Data items:
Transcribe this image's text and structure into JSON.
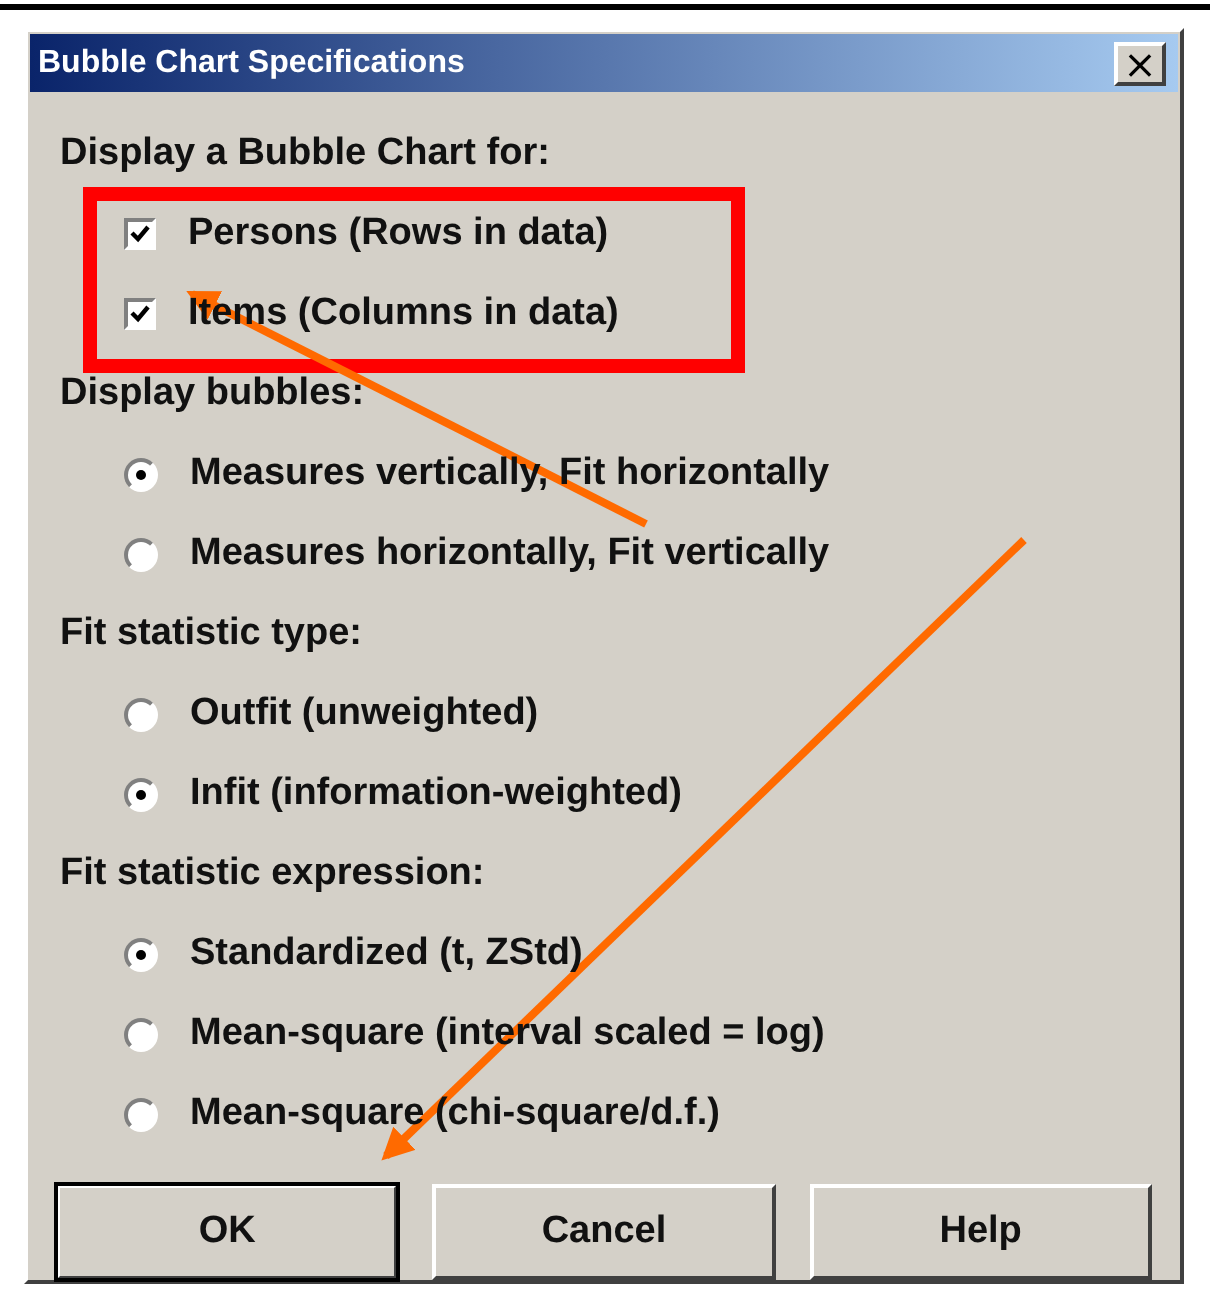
{
  "window": {
    "title": "Bubble Chart Specifications",
    "close": "×"
  },
  "groups": [
    {
      "label": "Display a Bubble Chart for:",
      "kind": "checkbox",
      "options": [
        {
          "label": "Persons (Rows in data)",
          "checked": true
        },
        {
          "label": "Items (Columns in data)",
          "checked": true
        }
      ]
    },
    {
      "label": "Display bubbles:",
      "kind": "radio",
      "options": [
        {
          "label": "Measures vertically, Fit horizontally",
          "selected": true
        },
        {
          "label": "Measures horizontally, Fit vertically",
          "selected": false
        }
      ]
    },
    {
      "label": "Fit statistic type:",
      "kind": "radio",
      "options": [
        {
          "label": "Outfit (unweighted)",
          "selected": false
        },
        {
          "label": "Infit (information-weighted)",
          "selected": true
        }
      ]
    },
    {
      "label": "Fit statistic expression:",
      "kind": "radio",
      "options": [
        {
          "label": "Standardized (t, ZStd)",
          "selected": true
        },
        {
          "label": "Mean-square (interval scaled = log)",
          "selected": false
        },
        {
          "label": "Mean-square (chi-square/d.f.)",
          "selected": false
        }
      ]
    }
  ],
  "buttons": [
    {
      "label": "OK",
      "default": true
    },
    {
      "label": "Cancel",
      "default": false
    },
    {
      "label": "Help",
      "default": false
    }
  ]
}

Problem to solve:
For the listing above, identify each line bearing "statistic".

Output:
      "label": "Fit statistic type:",
      "label": "Fit statistic expression:",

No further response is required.